GIVEN TASK: Rewrite the lines below, substituting "y-axis-tick" for every "y-tick-label" and leaving everything else the same.

begin

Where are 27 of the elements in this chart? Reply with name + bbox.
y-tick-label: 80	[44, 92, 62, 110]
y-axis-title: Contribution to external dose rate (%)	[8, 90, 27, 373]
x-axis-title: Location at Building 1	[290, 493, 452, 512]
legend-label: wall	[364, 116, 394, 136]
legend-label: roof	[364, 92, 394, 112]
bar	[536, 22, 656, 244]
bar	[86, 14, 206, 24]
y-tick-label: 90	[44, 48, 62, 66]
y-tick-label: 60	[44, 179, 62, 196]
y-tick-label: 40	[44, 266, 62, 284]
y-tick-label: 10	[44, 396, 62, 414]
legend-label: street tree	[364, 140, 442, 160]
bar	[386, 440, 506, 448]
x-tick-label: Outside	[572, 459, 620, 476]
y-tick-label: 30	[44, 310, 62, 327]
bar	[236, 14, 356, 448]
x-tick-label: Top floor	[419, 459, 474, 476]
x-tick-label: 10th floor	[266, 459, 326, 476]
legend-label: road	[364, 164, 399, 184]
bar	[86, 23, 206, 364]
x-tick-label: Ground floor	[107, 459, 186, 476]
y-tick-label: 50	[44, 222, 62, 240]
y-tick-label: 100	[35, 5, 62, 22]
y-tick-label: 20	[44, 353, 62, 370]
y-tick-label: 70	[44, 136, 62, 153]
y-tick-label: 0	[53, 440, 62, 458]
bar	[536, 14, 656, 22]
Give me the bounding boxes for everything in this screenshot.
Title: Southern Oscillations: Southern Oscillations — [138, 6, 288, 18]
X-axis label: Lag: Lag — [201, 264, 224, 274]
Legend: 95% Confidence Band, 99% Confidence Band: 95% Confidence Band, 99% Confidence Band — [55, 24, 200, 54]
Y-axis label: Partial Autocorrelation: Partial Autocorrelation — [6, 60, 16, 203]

end

TASK ANSWER:
Where are 27 of the elements in this chart? Reply with name + bbox.
y-axis-tick: 80	[44, 92, 62, 110]
y-axis-title: Contribution to external dose rate (%)	[8, 90, 27, 373]
x-axis-title: Location at Building 1	[290, 493, 452, 512]
legend-label: wall	[364, 116, 394, 136]
legend-label: roof	[364, 92, 394, 112]
bar	[536, 22, 656, 244]
bar	[86, 14, 206, 24]
y-axis-tick: 90	[44, 48, 62, 66]
y-axis-tick: 60	[44, 179, 62, 196]
y-axis-tick: 40	[44, 266, 62, 284]
y-axis-tick: 10	[44, 396, 62, 414]
legend-label: street tree	[364, 140, 442, 160]
bar	[386, 440, 506, 448]
x-tick-label: Outside	[572, 459, 620, 476]
y-axis-tick: 30	[44, 310, 62, 327]
bar	[236, 14, 356, 448]
x-tick-label: Top floor	[419, 459, 474, 476]
x-tick-label: 10th floor	[266, 459, 326, 476]
legend-label: road	[364, 164, 399, 184]
bar	[86, 23, 206, 364]
x-tick-label: Ground floor	[107, 459, 186, 476]
y-axis-tick: 50	[44, 222, 62, 240]
y-axis-tick: 100	[35, 5, 62, 22]
y-axis-tick: 20	[44, 353, 62, 370]
y-axis-tick: 70	[44, 136, 62, 153]
y-axis-tick: 0	[53, 440, 62, 458]
bar	[536, 14, 656, 22]
Give me the bounding boxes for everything in this screenshot.
Title: Southern Oscillations: Southern Oscillations — [138, 6, 288, 18]
X-axis label: Lag: Lag — [201, 264, 224, 274]
Legend: 95% Confidence Band, 99% Confidence Band: 95% Confidence Band, 99% Confidence Band — [55, 24, 200, 54]
Y-axis label: Partial Autocorrelation: Partial Autocorrelation — [6, 60, 16, 203]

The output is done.